### GIVEN INSTRUCTION
Repeat all of the material below exactly as written, images excluded.

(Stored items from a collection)
-*-*-
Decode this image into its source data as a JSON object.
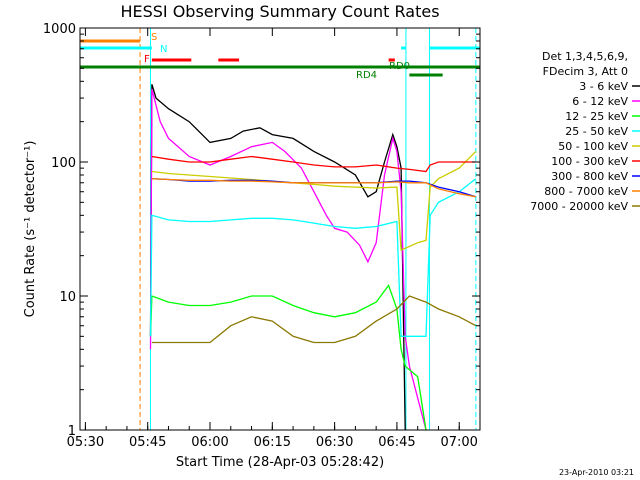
{
  "chart_data": {
    "type": "line",
    "title": "HESSI Observing Summary Count Rates",
    "xlabel": "Start Time (28-Apr-03 05:28:42)",
    "ylabel": "Count Rate (s⁻¹ detector⁻¹)",
    "y_scale": "log",
    "ylim": [
      1,
      1000
    ],
    "xlim": [
      "05:28:42",
      "07:05:00"
    ],
    "x_ticks": [
      "05:30",
      "05:45",
      "06:00",
      "06:15",
      "06:30",
      "06:45",
      "07:00"
    ],
    "y_ticks": [
      "1",
      "10",
      "100",
      "1000"
    ],
    "grid": false,
    "legend_placement": "right",
    "legend_header": [
      "Det 1,3,4,5,6,9,",
      "FDecim 3, Att 0"
    ],
    "footer_date": "23-Apr-2010 03:21",
    "series": [
      {
        "name": "3 - 6 keV",
        "color": "#000000",
        "x": [
          "05:45:40",
          "05:46",
          "05:47",
          "05:50",
          "05:55",
          "06:00",
          "06:05",
          "06:08",
          "06:12",
          "06:15",
          "06:20",
          "06:25",
          "06:30",
          "06:35",
          "06:38",
          "06:40",
          "06:42",
          "06:44",
          "06:45",
          "06:46",
          "06:47"
        ],
        "y": [
          5,
          380,
          300,
          250,
          200,
          140,
          150,
          170,
          180,
          160,
          150,
          120,
          100,
          80,
          55,
          60,
          100,
          160,
          130,
          90,
          1
        ]
      },
      {
        "name": "6 - 12 keV",
        "color": "#ff00ff",
        "x": [
          "05:45:40",
          "05:46",
          "05:48",
          "05:50",
          "05:55",
          "06:00",
          "06:05",
          "06:10",
          "06:15",
          "06:18",
          "06:22",
          "06:25",
          "06:28",
          "06:30",
          "06:33",
          "06:36",
          "06:38",
          "06:40",
          "06:42",
          "06:44",
          "06:45",
          "06:46",
          "06:47",
          "06:48",
          "06:52"
        ],
        "y": [
          4,
          350,
          200,
          150,
          110,
          95,
          110,
          130,
          140,
          120,
          90,
          60,
          40,
          32,
          30,
          24,
          18,
          25,
          80,
          150,
          120,
          60,
          5,
          3,
          1
        ]
      },
      {
        "name": "12 - 25 keV",
        "color": "#00ff00",
        "x": [
          "05:45:40",
          "05:46",
          "05:50",
          "05:55",
          "06:00",
          "06:05",
          "06:10",
          "06:15",
          "06:20",
          "06:25",
          "06:30",
          "06:35",
          "06:40",
          "06:43",
          "06:45",
          "06:46",
          "06:47",
          "06:50",
          "06:52"
        ],
        "y": [
          5,
          10,
          9,
          8.5,
          8.5,
          9,
          10,
          10,
          8.5,
          7.5,
          7,
          7.5,
          9,
          12,
          8,
          4,
          3,
          2.5,
          1
        ]
      },
      {
        "name": "25 - 50 keV",
        "color": "#00ffff",
        "x": [
          "05:45:40",
          "05:46",
          "05:50",
          "05:55",
          "06:00",
          "06:05",
          "06:10",
          "06:15",
          "06:20",
          "06:25",
          "06:30",
          "06:35",
          "06:40",
          "06:45",
          "06:46",
          "06:48",
          "06:52",
          "06:53",
          "06:55",
          "07:00",
          "07:04"
        ],
        "y": [
          5,
          40,
          37,
          36,
          36,
          37,
          38,
          38,
          37,
          35,
          33,
          32,
          33,
          36,
          5,
          5,
          5,
          40,
          50,
          60,
          75
        ]
      },
      {
        "name": "50 - 100 keV",
        "color": "#cccc00",
        "x": [
          "05:46",
          "05:50",
          "05:55",
          "06:00",
          "06:05",
          "06:10",
          "06:15",
          "06:20",
          "06:25",
          "06:30",
          "06:35",
          "06:40",
          "06:45",
          "06:46",
          "06:50",
          "06:52",
          "06:53",
          "06:55",
          "07:00",
          "07:04"
        ],
        "y": [
          85,
          82,
          80,
          78,
          76,
          74,
          72,
          70,
          68,
          66,
          65,
          64,
          65,
          22,
          25,
          26,
          65,
          75,
          90,
          120
        ]
      },
      {
        "name": "100 - 300 keV",
        "color": "#ff0000",
        "x": [
          "05:46",
          "05:50",
          "05:55",
          "06:00",
          "06:05",
          "06:10",
          "06:15",
          "06:20",
          "06:25",
          "06:30",
          "06:35",
          "06:40",
          "06:45",
          "06:48",
          "06:52",
          "06:53",
          "06:55",
          "07:00",
          "07:04"
        ],
        "y": [
          110,
          105,
          100,
          100,
          105,
          110,
          105,
          100,
          95,
          92,
          92,
          95,
          90,
          88,
          85,
          95,
          100,
          100,
          100
        ]
      },
      {
        "name": "300 - 800 keV",
        "color": "#0000ff",
        "x": [
          "05:46",
          "05:50",
          "05:55",
          "06:00",
          "06:05",
          "06:10",
          "06:15",
          "06:20",
          "06:25",
          "06:30",
          "06:35",
          "06:40",
          "06:45",
          "06:48",
          "06:52",
          "06:55",
          "07:00",
          "07:04"
        ],
        "y": [
          75,
          74,
          72,
          72,
          73,
          73,
          72,
          70,
          70,
          70,
          70,
          70,
          72,
          72,
          70,
          65,
          60,
          55
        ]
      },
      {
        "name": "800 - 7000 keV",
        "color": "#ff8000",
        "x": [
          "05:46",
          "05:50",
          "05:55",
          "06:00",
          "06:05",
          "06:10",
          "06:15",
          "06:20",
          "06:25",
          "06:30",
          "06:35",
          "06:40",
          "06:45",
          "06:48",
          "06:52",
          "06:55",
          "07:00",
          "07:04"
        ],
        "y": [
          75,
          74,
          73,
          73,
          72,
          72,
          71,
          70,
          70,
          70,
          70,
          70,
          71,
          70,
          70,
          63,
          58,
          55
        ]
      },
      {
        "name": "7000 - 20000 keV",
        "color": "#8b7800",
        "x": [
          "05:46",
          "05:50",
          "05:55",
          "06:00",
          "06:05",
          "06:10",
          "06:15",
          "06:20",
          "06:25",
          "06:30",
          "06:35",
          "06:40",
          "06:45",
          "06:48",
          "06:52",
          "06:55",
          "07:00",
          "07:04"
        ],
        "y": [
          4.5,
          4.5,
          4.5,
          4.5,
          6,
          7,
          6.5,
          5,
          4.5,
          4.5,
          5,
          6.5,
          8,
          10,
          9,
          8,
          7,
          6
        ]
      }
    ],
    "flag_bars": [
      {
        "label": "S",
        "color": "#ff8000",
        "segments": [
          [
            "05:28:42",
            "05:43:10"
          ]
        ]
      },
      {
        "label": "N",
        "color": "#00ffff",
        "segments": [
          [
            "05:28:42",
            "05:46:00"
          ],
          [
            "06:46:00",
            "06:47:10"
          ],
          [
            "06:52:50",
            "07:05:00"
          ]
        ]
      },
      {
        "label": "F",
        "color": "#ff0000",
        "segments": [
          [
            "05:46:00",
            "05:55:30"
          ],
          [
            "06:02:00",
            "06:07:00"
          ],
          [
            "06:43:00",
            "06:44:30"
          ]
        ]
      },
      {
        "label": "RD0",
        "color": "#008000",
        "segments": [
          [
            "05:28:42",
            "07:05:00"
          ]
        ]
      },
      {
        "label": "RD4",
        "color": "#008000",
        "segments": [
          [
            "06:48:00",
            "06:56:00"
          ]
        ]
      }
    ],
    "vertical_markers": [
      {
        "x": "05:43:10",
        "color": "#ff8000",
        "style": "dashed"
      },
      {
        "x": "05:45:40",
        "color": "#00ffff",
        "style": "solid"
      },
      {
        "x": "06:47:10",
        "color": "#00ffff",
        "style": "solid"
      },
      {
        "x": "06:52:50",
        "color": "#00ffff",
        "style": "solid"
      },
      {
        "x": "07:04:00",
        "color": "#00ffff",
        "style": "dashed"
      }
    ]
  }
}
-*-*-
### TASK ANSWER
Decode this image into its source data as a JSON object.
{
  "chart_data": {
    "type": "line",
    "title": "HESSI Observing Summary Count Rates",
    "xlabel": "Start Time (28-Apr-03 05:28:42)",
    "ylabel": "Count Rate (s⁻¹ detector⁻¹)",
    "y_scale": "log",
    "ylim": [
      1,
      1000
    ],
    "xlim": [
      "05:28:42",
      "07:05:00"
    ],
    "x_ticks": [
      "05:30",
      "05:45",
      "06:00",
      "06:15",
      "06:30",
      "06:45",
      "07:00"
    ],
    "y_ticks": [
      "1",
      "10",
      "100",
      "1000"
    ],
    "grid": false,
    "legend_placement": "right",
    "legend_header": [
      "Det 1,3,4,5,6,9,",
      "FDecim 3, Att 0"
    ],
    "footer_date": "23-Apr-2010 03:21",
    "series": [
      {
        "name": "3 - 6 keV",
        "color": "#000000",
        "x": [
          "05:45:40",
          "05:46",
          "05:47",
          "05:50",
          "05:55",
          "06:00",
          "06:05",
          "06:08",
          "06:12",
          "06:15",
          "06:20",
          "06:25",
          "06:30",
          "06:35",
          "06:38",
          "06:40",
          "06:42",
          "06:44",
          "06:45",
          "06:46",
          "06:47"
        ],
        "y": [
          5,
          380,
          300,
          250,
          200,
          140,
          150,
          170,
          180,
          160,
          150,
          120,
          100,
          80,
          55,
          60,
          100,
          160,
          130,
          90,
          1
        ]
      },
      {
        "name": "6 - 12 keV",
        "color": "#ff00ff",
        "x": [
          "05:45:40",
          "05:46",
          "05:48",
          "05:50",
          "05:55",
          "06:00",
          "06:05",
          "06:10",
          "06:15",
          "06:18",
          "06:22",
          "06:25",
          "06:28",
          "06:30",
          "06:33",
          "06:36",
          "06:38",
          "06:40",
          "06:42",
          "06:44",
          "06:45",
          "06:46",
          "06:47",
          "06:48",
          "06:52"
        ],
        "y": [
          4,
          350,
          200,
          150,
          110,
          95,
          110,
          130,
          140,
          120,
          90,
          60,
          40,
          32,
          30,
          24,
          18,
          25,
          80,
          150,
          120,
          60,
          5,
          3,
          1
        ]
      },
      {
        "name": "12 - 25 keV",
        "color": "#00ff00",
        "x": [
          "05:45:40",
          "05:46",
          "05:50",
          "05:55",
          "06:00",
          "06:05",
          "06:10",
          "06:15",
          "06:20",
          "06:25",
          "06:30",
          "06:35",
          "06:40",
          "06:43",
          "06:45",
          "06:46",
          "06:47",
          "06:50",
          "06:52"
        ],
        "y": [
          5,
          10,
          9,
          8.5,
          8.5,
          9,
          10,
          10,
          8.5,
          7.5,
          7,
          7.5,
          9,
          12,
          8,
          4,
          3,
          2.5,
          1
        ]
      },
      {
        "name": "25 - 50 keV",
        "color": "#00ffff",
        "x": [
          "05:45:40",
          "05:46",
          "05:50",
          "05:55",
          "06:00",
          "06:05",
          "06:10",
          "06:15",
          "06:20",
          "06:25",
          "06:30",
          "06:35",
          "06:40",
          "06:45",
          "06:46",
          "06:48",
          "06:52",
          "06:53",
          "06:55",
          "07:00",
          "07:04"
        ],
        "y": [
          5,
          40,
          37,
          36,
          36,
          37,
          38,
          38,
          37,
          35,
          33,
          32,
          33,
          36,
          5,
          5,
          5,
          40,
          50,
          60,
          75
        ]
      },
      {
        "name": "50 - 100 keV",
        "color": "#cccc00",
        "x": [
          "05:46",
          "05:50",
          "05:55",
          "06:00",
          "06:05",
          "06:10",
          "06:15",
          "06:20",
          "06:25",
          "06:30",
          "06:35",
          "06:40",
          "06:45",
          "06:46",
          "06:50",
          "06:52",
          "06:53",
          "06:55",
          "07:00",
          "07:04"
        ],
        "y": [
          85,
          82,
          80,
          78,
          76,
          74,
          72,
          70,
          68,
          66,
          65,
          64,
          65,
          22,
          25,
          26,
          65,
          75,
          90,
          120
        ]
      },
      {
        "name": "100 - 300 keV",
        "color": "#ff0000",
        "x": [
          "05:46",
          "05:50",
          "05:55",
          "06:00",
          "06:05",
          "06:10",
          "06:15",
          "06:20",
          "06:25",
          "06:30",
          "06:35",
          "06:40",
          "06:45",
          "06:48",
          "06:52",
          "06:53",
          "06:55",
          "07:00",
          "07:04"
        ],
        "y": [
          110,
          105,
          100,
          100,
          105,
          110,
          105,
          100,
          95,
          92,
          92,
          95,
          90,
          88,
          85,
          95,
          100,
          100,
          100
        ]
      },
      {
        "name": "300 - 800 keV",
        "color": "#0000ff",
        "x": [
          "05:46",
          "05:50",
          "05:55",
          "06:00",
          "06:05",
          "06:10",
          "06:15",
          "06:20",
          "06:25",
          "06:30",
          "06:35",
          "06:40",
          "06:45",
          "06:48",
          "06:52",
          "06:55",
          "07:00",
          "07:04"
        ],
        "y": [
          75,
          74,
          72,
          72,
          73,
          73,
          72,
          70,
          70,
          70,
          70,
          70,
          72,
          72,
          70,
          65,
          60,
          55
        ]
      },
      {
        "name": "800 - 7000 keV",
        "color": "#ff8000",
        "x": [
          "05:46",
          "05:50",
          "05:55",
          "06:00",
          "06:05",
          "06:10",
          "06:15",
          "06:20",
          "06:25",
          "06:30",
          "06:35",
          "06:40",
          "06:45",
          "06:48",
          "06:52",
          "06:55",
          "07:00",
          "07:04"
        ],
        "y": [
          75,
          74,
          73,
          73,
          72,
          72,
          71,
          70,
          70,
          70,
          70,
          70,
          71,
          70,
          70,
          63,
          58,
          55
        ]
      },
      {
        "name": "7000 - 20000 keV",
        "color": "#8b7800",
        "x": [
          "05:46",
          "05:50",
          "05:55",
          "06:00",
          "06:05",
          "06:10",
          "06:15",
          "06:20",
          "06:25",
          "06:30",
          "06:35",
          "06:40",
          "06:45",
          "06:48",
          "06:52",
          "06:55",
          "07:00",
          "07:04"
        ],
        "y": [
          4.5,
          4.5,
          4.5,
          4.5,
          6,
          7,
          6.5,
          5,
          4.5,
          4.5,
          5,
          6.5,
          8,
          10,
          9,
          8,
          7,
          6
        ]
      }
    ],
    "flag_bars": [
      {
        "label": "S",
        "color": "#ff8000",
        "segments": [
          [
            "05:28:42",
            "05:43:10"
          ]
        ]
      },
      {
        "label": "N",
        "color": "#00ffff",
        "segments": [
          [
            "05:28:42",
            "05:46:00"
          ],
          [
            "06:46:00",
            "06:47:10"
          ],
          [
            "06:52:50",
            "07:05:00"
          ]
        ]
      },
      {
        "label": "F",
        "color": "#ff0000",
        "segments": [
          [
            "05:46:00",
            "05:55:30"
          ],
          [
            "06:02:00",
            "06:07:00"
          ],
          [
            "06:43:00",
            "06:44:30"
          ]
        ]
      },
      {
        "label": "RD0",
        "color": "#008000",
        "segments": [
          [
            "05:28:42",
            "07:05:00"
          ]
        ]
      },
      {
        "label": "RD4",
        "color": "#008000",
        "segments": [
          [
            "06:48:00",
            "06:56:00"
          ]
        ]
      }
    ],
    "vertical_markers": [
      {
        "x": "05:43:10",
        "color": "#ff8000",
        "style": "dashed"
      },
      {
        "x": "05:45:40",
        "color": "#00ffff",
        "style": "solid"
      },
      {
        "x": "06:47:10",
        "color": "#00ffff",
        "style": "solid"
      },
      {
        "x": "06:52:50",
        "color": "#00ffff",
        "style": "solid"
      },
      {
        "x": "07:04:00",
        "color": "#00ffff",
        "style": "dashed"
      }
    ]
  }
}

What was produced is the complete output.